*The exercise*: Transcribe the material in full. Nothing should differ except that the pictures are left out.

*Supplied material*:
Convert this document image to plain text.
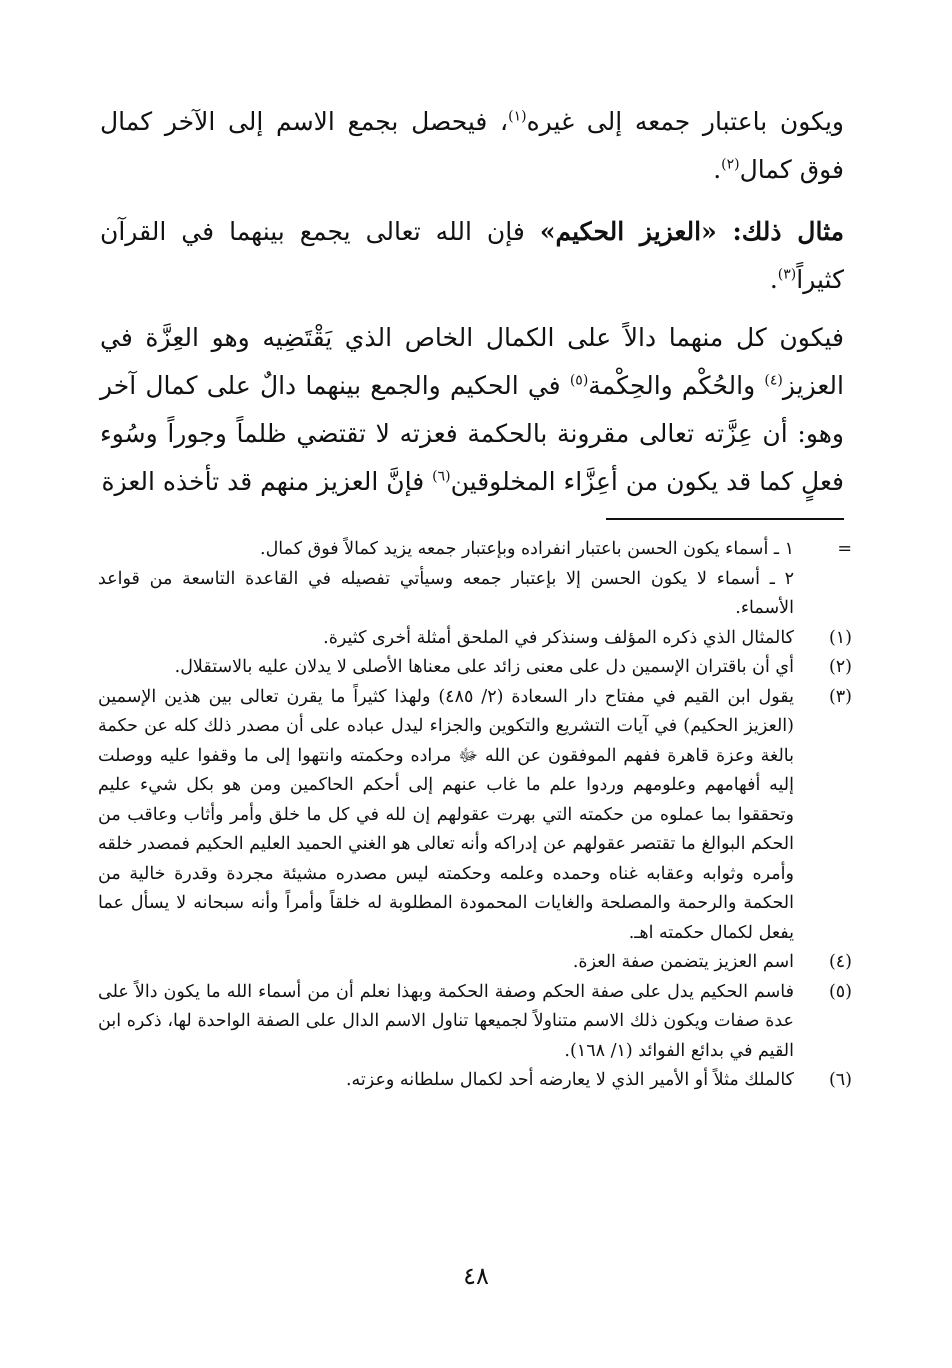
ويكون باعتبار جمعه إلى غيره$^{(١)}$، فيحصل بجمع الاسم إلى الآخر كمال فوق كمال$^{(٢)}$.

مثال ذلك: «العزيز الحكيم» فإن الله تعالى يجمع بينهما في القرآن كثيراً$^{(٣)}$.

فيكون كل منهما دالاً على الكمال الخاص الذي يَقْتَضِيه وهو العِزَّة في العزيز$^{(٤)}$ والحُكْم والحِكْمة$^{(٥)}$ في الحكيم والجمع بينهما دالٌ على كمال آخر وهو: أن عِزَّته تعالى مقرونة بالحكمة فعزته لا تقتضي ظلماً وجوراً وسُوء فعلٍ كما قد يكون من أعِزَّاء المخلوقين$^{(٦)}$ فإنَّ العزيز منهم قد تأخذه العزة

=
١ ـ أسماء يكون الحسن باعتبار انفراده وبإعتبار جمعه يزيد كمالاً فوق كمال.
٢ ـ أسماء لا يكون الحسن إلا بإعتبار جمعه وسيأتي تفصيله في القاعدة التاسعة من قواعد الأسماء.
(١)
كالمثال الذي ذكره المؤلف وسنذكر في الملحق أمثلة أخرى كثيرة.
(٢)
أي أن باقتران الإسمين دل على معنى زائد على معناها الأصلى لا يدلان عليه بالاستقلال.
(٣)
يقول ابن القيم في مفتاح دار السعادة (٢/ ٤٨٥) ولهذا كثيراً ما يقرن تعالى بين هذين الإسمين (العزيز الحكيم) في آيات التشريع والتكوين والجزاء ليدل عباده على أن مصدر ذلك كله عن حكمة بالغة وعزة قاهرة ففهم الموفقون عن الله ﷻ مراده وحكمته وانتهوا إلى ما وقفوا عليه ووصلت إليه أفهامهم وعلومهم وردوا علم ما غاب عنهم إلى أحكم الحاكمين ومن هو بكل شيء عليم وتحققوا بما عملوه من حكمته التي بهرت عقولهم إن لله في كل ما خلق وأمر وأثاب وعاقب من الحكم البوالغ ما تقتصر عقولهم عن إدراكه وأنه تعالى هو الغني الحميد العليم الحكيم فمصدر خلقه وأمره وثوابه وعقابه غناه وحمده وعلمه وحكمته ليس مصدره مشيئة مجردة وقدرة خالية من الحكمة والرحمة والمصلحة والغايات المحمودة المطلوبة له خلقاً وأمراً وأنه سبحانه لا يسأل عما يفعل لكمال حكمته اهـ.
(٤)
اسم العزيز يتضمن صفة العزة.
(٥)
فاسم الحكيم يدل على صفة الحكم وصفة الحكمة وبهذا نعلم أن من أسماء الله ما يكون دالاً على عدة صفات ويكون ذلك الاسم متناولاً لجميعها تناول الاسم الدال على الصفة الواحدة لها، ذكره ابن القيم في بدائع الفوائد (١/ ١٦٨).
(٦)
كالملك مثلاً أو الأمير الذي لا يعارضه أحد لكمال سلطانه وعزته.
٤٨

*Final result*:
Convert this document image to plain text.
ويكون باعتبار جمعه إلى غيره$^{(١)}$، فيحصل بجمع الاسم إلى الآخر كمال فوق كمال$^{(٢)}$.

مثال ذلك: «العزيز الحكيم» فإن الله تعالى يجمع بينهما في القرآن كثيراً$^{(٣)}$.

فيكون كل منهما دالاً على الكمال الخاص الذي يَقْتَضِيه وهو العِزَّة في العزيز$^{(٤)}$ والحُكْم والحِكْمة$^{(٥)}$ في الحكيم والجمع بينهما دالٌ على كمال آخر وهو: أن عِزَّته تعالى مقرونة بالحكمة فعزته لا تقتضي ظلماً وجوراً وسُوء فعلٍ كما قد يكون من أعِزَّاء المخلوقين$^{(٦)}$ فإنَّ العزيز منهم قد تأخذه العزة

=
١ ـ أسماء يكون الحسن باعتبار انفراده وبإعتبار جمعه يزيد كمالاً فوق كمال.
٢ ـ أسماء لا يكون الحسن إلا بإعتبار جمعه وسيأتي تفصيله في القاعدة التاسعة من قواعد الأسماء.
(١)
كالمثال الذي ذكره المؤلف وسنذكر في الملحق أمثلة أخرى كثيرة.
(٢)
أي أن باقتران الإسمين دل على معنى زائد على معناها الأصلى لا يدلان عليه بالاستقلال.
(٣)
يقول ابن القيم في مفتاح دار السعادة (٢/ ٤٨٥) ولهذا كثيراً ما يقرن تعالى بين هذين الإسمين (العزيز الحكيم) في آيات التشريع والتكوين والجزاء ليدل عباده على أن مصدر ذلك كله عن حكمة بالغة وعزة قاهرة ففهم الموفقون عن الله ﷻ مراده وحكمته وانتهوا إلى ما وقفوا عليه ووصلت إليه أفهامهم وعلومهم وردوا علم ما غاب عنهم إلى أحكم الحاكمين ومن هو بكل شيء عليم وتحققوا بما عملوه من حكمته التي بهرت عقولهم إن لله في كل ما خلق وأمر وأثاب وعاقب من الحكم البوالغ ما تقتصر عقولهم عن إدراكه وأنه تعالى هو الغني الحميد العليم الحكيم فمصدر خلقه وأمره وثوابه وعقابه غناه وحمده وعلمه وحكمته ليس مصدره مشيئة مجردة وقدرة خالية من الحكمة والرحمة والمصلحة والغايات المحمودة المطلوبة له خلقاً وأمراً وأنه سبحانه لا يسأل عما يفعل لكمال حكمته اهـ.
(٤)
اسم العزيز يتضمن صفة العزة.
(٥)
فاسم الحكيم يدل على صفة الحكم وصفة الحكمة وبهذا نعلم أن من أسماء الله ما يكون دالاً على عدة صفات ويكون ذلك الاسم متناولاً لجميعها تناول الاسم الدال على الصفة الواحدة لها، ذكره ابن القيم في بدائع الفوائد (١/ ١٦٨).
(٦)
كالملك مثلاً أو الأمير الذي لا يعارضه أحد لكمال سلطانه وعزته.
٤٨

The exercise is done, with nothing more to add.